GIVEN INSTRUCTION = Search the data for the word "utérus" and copy every line that contains it.

RECORDS PROVIDED =

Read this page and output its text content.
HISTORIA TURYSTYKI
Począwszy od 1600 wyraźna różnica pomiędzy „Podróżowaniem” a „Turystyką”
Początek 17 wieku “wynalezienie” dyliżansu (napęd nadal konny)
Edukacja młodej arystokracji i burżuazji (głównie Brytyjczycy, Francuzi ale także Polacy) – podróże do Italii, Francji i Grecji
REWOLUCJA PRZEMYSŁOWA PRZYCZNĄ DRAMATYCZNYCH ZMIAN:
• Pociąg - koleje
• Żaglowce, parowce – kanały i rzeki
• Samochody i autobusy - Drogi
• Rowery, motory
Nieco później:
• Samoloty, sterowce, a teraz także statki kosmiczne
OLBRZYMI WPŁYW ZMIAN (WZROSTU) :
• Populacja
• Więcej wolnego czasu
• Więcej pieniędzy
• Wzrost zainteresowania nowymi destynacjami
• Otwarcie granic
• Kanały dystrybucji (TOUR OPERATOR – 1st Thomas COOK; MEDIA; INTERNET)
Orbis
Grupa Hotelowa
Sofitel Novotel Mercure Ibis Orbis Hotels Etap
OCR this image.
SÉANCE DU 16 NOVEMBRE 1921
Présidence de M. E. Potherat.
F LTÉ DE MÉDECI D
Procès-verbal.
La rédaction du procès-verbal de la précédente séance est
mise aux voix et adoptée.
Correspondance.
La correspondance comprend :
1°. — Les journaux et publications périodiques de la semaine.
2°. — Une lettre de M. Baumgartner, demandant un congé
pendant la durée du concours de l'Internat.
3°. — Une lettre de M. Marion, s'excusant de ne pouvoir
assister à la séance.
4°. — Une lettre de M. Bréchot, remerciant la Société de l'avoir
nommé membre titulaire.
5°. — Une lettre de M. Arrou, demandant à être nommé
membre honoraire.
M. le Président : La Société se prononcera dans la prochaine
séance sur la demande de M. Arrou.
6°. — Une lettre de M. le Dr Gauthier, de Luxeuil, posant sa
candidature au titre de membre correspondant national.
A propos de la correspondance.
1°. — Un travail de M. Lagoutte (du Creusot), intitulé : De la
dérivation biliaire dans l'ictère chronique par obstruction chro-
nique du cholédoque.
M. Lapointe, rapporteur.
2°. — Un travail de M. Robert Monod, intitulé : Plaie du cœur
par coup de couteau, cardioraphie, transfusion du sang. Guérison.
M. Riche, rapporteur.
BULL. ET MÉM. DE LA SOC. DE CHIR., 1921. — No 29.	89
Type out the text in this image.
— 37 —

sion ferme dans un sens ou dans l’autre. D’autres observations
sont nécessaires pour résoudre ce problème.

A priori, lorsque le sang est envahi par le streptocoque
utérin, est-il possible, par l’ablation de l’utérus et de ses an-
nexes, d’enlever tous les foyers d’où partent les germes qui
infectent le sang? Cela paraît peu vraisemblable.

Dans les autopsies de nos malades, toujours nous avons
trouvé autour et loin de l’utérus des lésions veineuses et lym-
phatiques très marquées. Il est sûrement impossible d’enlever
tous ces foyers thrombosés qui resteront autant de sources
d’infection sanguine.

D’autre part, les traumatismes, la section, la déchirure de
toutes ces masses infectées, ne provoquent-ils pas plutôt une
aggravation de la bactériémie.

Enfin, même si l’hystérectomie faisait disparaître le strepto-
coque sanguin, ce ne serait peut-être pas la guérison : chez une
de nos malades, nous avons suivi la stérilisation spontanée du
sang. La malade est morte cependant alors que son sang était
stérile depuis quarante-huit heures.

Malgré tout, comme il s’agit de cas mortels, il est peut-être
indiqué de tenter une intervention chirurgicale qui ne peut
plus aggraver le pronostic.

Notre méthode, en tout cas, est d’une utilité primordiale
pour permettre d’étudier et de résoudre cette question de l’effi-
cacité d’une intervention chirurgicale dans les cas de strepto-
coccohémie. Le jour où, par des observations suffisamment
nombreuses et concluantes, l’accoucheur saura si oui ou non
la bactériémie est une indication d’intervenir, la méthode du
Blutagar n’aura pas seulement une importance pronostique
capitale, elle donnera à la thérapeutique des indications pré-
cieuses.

ANSWER TO THE EXERCISE =
utérin, est-il possible, par l’ablation de l’utérus et de ses an-
trouvé autour et loin de l’utérus des lésions veineuses et lym-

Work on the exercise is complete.